Written task: Convert the data below into a JSON list of strings, with one string per line and no blank lines, and omit the pictures.

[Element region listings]
# # # # #

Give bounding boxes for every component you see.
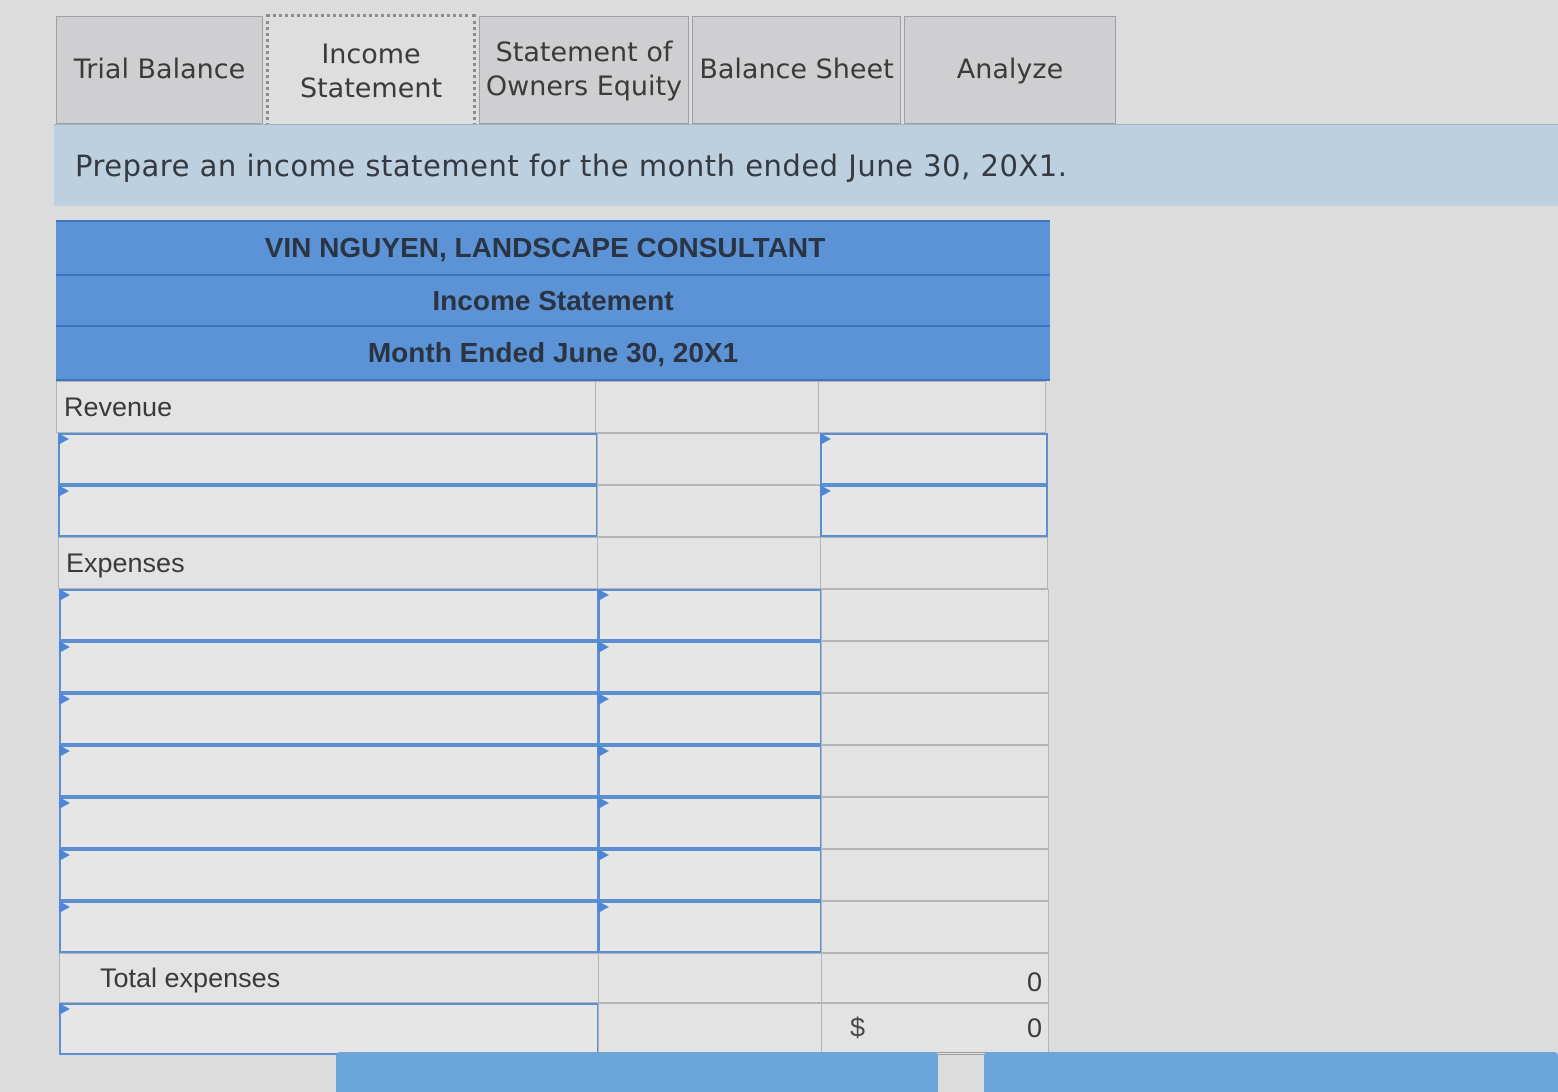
expense-account-input[interactable]: [59, 797, 599, 849]
total-expenses-value: 0: [821, 953, 1049, 1003]
revenue-header-row: Revenue: [56, 381, 1046, 433]
statement-title: Income Statement: [56, 276, 1050, 327]
expense-account-input[interactable]: [59, 745, 599, 797]
statement-grid: Revenue Expenses Total expenses 0 $ 0: [56, 381, 1050, 1055]
revenue-row-1: [58, 433, 1048, 485]
expense-row-5: [59, 797, 1049, 849]
tab-label: Income Statement: [299, 38, 443, 104]
tab-income-statement[interactable]: Income Statement: [266, 14, 476, 126]
company-name: VIN NGUYEN, LANDSCAPE CONSULTANT: [56, 220, 1050, 276]
tab-label: Statement of Owners Equity: [485, 37, 683, 102]
revenue-label: Revenue: [56, 381, 596, 433]
expense-amount-input[interactable]: [598, 849, 822, 901]
expense-amount-input[interactable]: [598, 589, 822, 641]
tab-label: Trial Balance: [73, 54, 246, 85]
revenue-account-input[interactable]: [58, 485, 598, 537]
expenses-header-row: Expenses: [58, 537, 1048, 589]
blank-cell: [821, 693, 1049, 745]
blank-cell: [598, 953, 822, 1003]
blank-cell: [595, 381, 819, 433]
currency-symbol: $: [850, 1012, 866, 1043]
blank-cell: [597, 485, 821, 537]
net-income-row: $ 0: [59, 1003, 1049, 1055]
income-statement-form: VIN NGUYEN, LANDSCAPE CONSULTANT Income …: [56, 220, 1050, 1055]
total-expenses-label: Total expenses: [59, 953, 599, 1003]
statement-period: Month Ended June 30, 20X1: [56, 327, 1050, 381]
revenue-row-2: [58, 485, 1048, 537]
revenue-amount-input[interactable]: [820, 485, 1048, 537]
expense-row-7: [59, 901, 1049, 953]
expense-row-2: [59, 641, 1049, 693]
expense-row-3: [59, 693, 1049, 745]
blank-cell: [597, 433, 821, 485]
expense-amount-input[interactable]: [598, 745, 822, 797]
expense-amount-input[interactable]: [598, 641, 822, 693]
tab-statement-of-owners-equity[interactable]: Statement of Owners Equity: [479, 16, 689, 124]
net-income-amount: 0: [1026, 1012, 1042, 1043]
blank-cell: [821, 745, 1049, 797]
blank-cell: [597, 537, 821, 589]
blank-cell: [820, 537, 1048, 589]
blank-cell: [821, 641, 1049, 693]
expense-row-4: [59, 745, 1049, 797]
blank-cell: [818, 381, 1046, 433]
expense-amount-input[interactable]: [598, 901, 822, 953]
net-income-label-input[interactable]: [59, 1003, 599, 1055]
blank-cell: [821, 849, 1049, 901]
previous-button[interactable]: [336, 1052, 938, 1092]
tab-balance-sheet[interactable]: Balance Sheet: [692, 16, 901, 124]
tab-bar: Trial Balance Income Statement Statement…: [56, 14, 1119, 126]
expense-account-input[interactable]: [59, 589, 599, 641]
blank-cell: [821, 797, 1049, 849]
expense-account-input[interactable]: [59, 901, 599, 953]
total-expenses-amount: 0: [1026, 967, 1042, 997]
next-button[interactable]: [984, 1052, 1558, 1092]
revenue-amount-input[interactable]: [820, 433, 1048, 485]
expense-account-input[interactable]: [59, 849, 599, 901]
blank-cell: [821, 901, 1049, 953]
instruction-text: Prepare an income statement for the mont…: [54, 124, 1558, 206]
tab-label: Analyze: [956, 54, 1064, 85]
revenue-account-input[interactable]: [58, 433, 598, 485]
expense-account-input[interactable]: [59, 693, 599, 745]
tab-label: Balance Sheet: [699, 54, 894, 85]
expense-row-6: [59, 849, 1049, 901]
blank-cell: [598, 1003, 822, 1055]
tab-trial-balance[interactable]: Trial Balance: [56, 16, 263, 124]
total-expenses-row: Total expenses 0: [59, 953, 1049, 1003]
expense-row-1: [59, 589, 1049, 641]
blank-cell: [821, 589, 1049, 641]
expense-amount-input[interactable]: [598, 797, 822, 849]
expense-amount-input[interactable]: [598, 693, 822, 745]
expenses-label: Expenses: [58, 537, 598, 589]
tab-analyze[interactable]: Analyze: [904, 16, 1116, 124]
net-income-value: $ 0: [821, 1003, 1049, 1055]
expense-account-input[interactable]: [59, 641, 599, 693]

# # # # #

The solution:
[
  "Give bounding boxes for every component you see.",
  "expense-account-input[interactable]: [59, 797, 599, 849]",
  "total-expenses-value: 0: [821, 953, 1049, 1003]",
  "revenue-header-row: Revenue: [56, 381, 1046, 433]",
  "statement-title: Income Statement: [56, 276, 1050, 327]",
  "expense-account-input[interactable]: [59, 745, 599, 797]",
  "statement-grid: Revenue Expenses Total expenses 0 $ 0: [56, 381, 1050, 1055]",
  "revenue-row-1: [58, 433, 1048, 485]",
  "expense-row-5: [59, 797, 1049, 849]",
  "tab-label: Income Statement: [299, 38, 443, 104]",
  "tab-income-statement[interactable]: Income Statement: [266, 14, 476, 126]",
  "company-name: VIN NGUYEN, LANDSCAPE CONSULTANT: [56, 220, 1050, 276]",
  "tab-label: Statement of Owners Equity: [485, 37, 683, 102]",
  "revenue-label: Revenue: [56, 381, 596, 433]",
  "expense-amount-input[interactable]: [598, 849, 822, 901]",
  "expense-amount-input[interactable]: [598, 589, 822, 641]",
  "tab-label: Trial Balance: [73, 54, 246, 85]",
  "revenue-account-input[interactable]: [58, 485, 598, 537]",
  "expenses-header-row: Expenses: [58, 537, 1048, 589]",
  "blank-cell: [821, 693, 1049, 745]",
  "blank-cell: [598, 953, 822, 1003]",
  "blank-cell: [595, 381, 819, 433]",
  "currency-symbol: $: [850, 1012, 866, 1043]",
  "blank-cell: [597, 485, 821, 537]",
  "net-income-row: $ 0: [59, 1003, 1049, 1055]",
  "income-statement-form: VIN NGUYEN, LANDSCAPE CONSULTANT Income …: [56, 220, 1050, 1055]",
  "total-expenses-label: Total expenses: [59, 953, 599, 1003]",
  "statement-period: Month Ended June 30, 20X1: [56, 327, 1050, 381]",
  "revenue-row-2: [58, 485, 1048, 537]",
  "revenue-amount-input[interactable]: [820, 485, 1048, 537]",
  "expense-row-7: [59, 901, 1049, 953]",
  "expense-row-2: [59, 641, 1049, 693]",
  "expense-row-3: [59, 693, 1049, 745]",
  "blank-cell: [597, 433, 821, 485]",
  "expense-amount-input[interactable]: [598, 745, 822, 797]",
  "expense-amount-input[interactable]: [598, 641, 822, 693]",
  "tab-statement-of-owners-equity[interactable]: Statement of Owners Equity: [479, 16, 689, 124]",
  "net-income-amount: 0: [1026, 1012, 1042, 1043]",
  "blank-cell: [821, 745, 1049, 797]",
  "blank-cell: [597, 537, 821, 589]",
  "blank-cell: [820, 537, 1048, 589]",
  "blank-cell: [821, 641, 1049, 693]",
  "expense-row-4: [59, 745, 1049, 797]",
  "blank-cell: [818, 381, 1046, 433]",
  "expense-amount-input[interactable]: [598, 901, 822, 953]",
  "net-income-label-input[interactable]: [59, 1003, 599, 1055]",
  "blank-cell: [821, 849, 1049, 901]",
  "previous-button[interactable]: [336, 1052, 938, 1092]",
  "tab-balance-sheet[interactable]: Balance Sheet: [692, 16, 901, 124]",
  "tab-bar: Trial Balance Income Statement Statement…: [56, 14, 1119, 126]",
  "expense-account-input[interactable]: [59, 589, 599, 641]",
  "blank-cell: [821, 797, 1049, 849]",
  "expense-account-input[interactable]: [59, 901, 599, 953]",
  "total-expenses-amount: 0: [1026, 967, 1042, 997]",
  "next-button[interactable]: [984, 1052, 1558, 1092]",
  "revenue-amount-input[interactable]: [820, 433, 1048, 485]",
  "expense-account-input[interactable]: [59, 849, 599, 901]",
  "blank-cell: [821, 901, 1049, 953]",
  "instruction-text: Prepare an income statement for the mont…: [54, 124, 1558, 206]",
  "tab-label: Analyze: [956, 54, 1064, 85]",
  "revenue-account-input[interactable]: [58, 433, 598, 485]",
  "expense-account-input[interactable]: [59, 693, 599, 745]",
  "tab-label: Balance Sheet: [699, 54, 894, 85]",
  "expense-row-6: [59, 849, 1049, 901]",
  "blank-cell: [598, 1003, 822, 1055]",
  "tab-trial-balance[interactable]: Trial Balance: [56, 16, 263, 124]",
  "total-expenses-row: Total expenses 0: [59, 953, 1049, 1003]",
  "expense-row-1: [59, 589, 1049, 641]",
  "blank-cell: [821, 589, 1049, 641]",
  "expense-amount-input[interactable]: [598, 797, 822, 849]",
  "expense-amount-input[interactable]: [598, 693, 822, 745]",
  "expenses-label: Expenses: [58, 537, 598, 589]",
  "tab-analyze[interactable]: Analyze: [904, 16, 1116, 124]",
  "net-income-value: $ 0: [821, 1003, 1049, 1055]",
  "expense-account-input[interactable]: [59, 641, 599, 693]"
]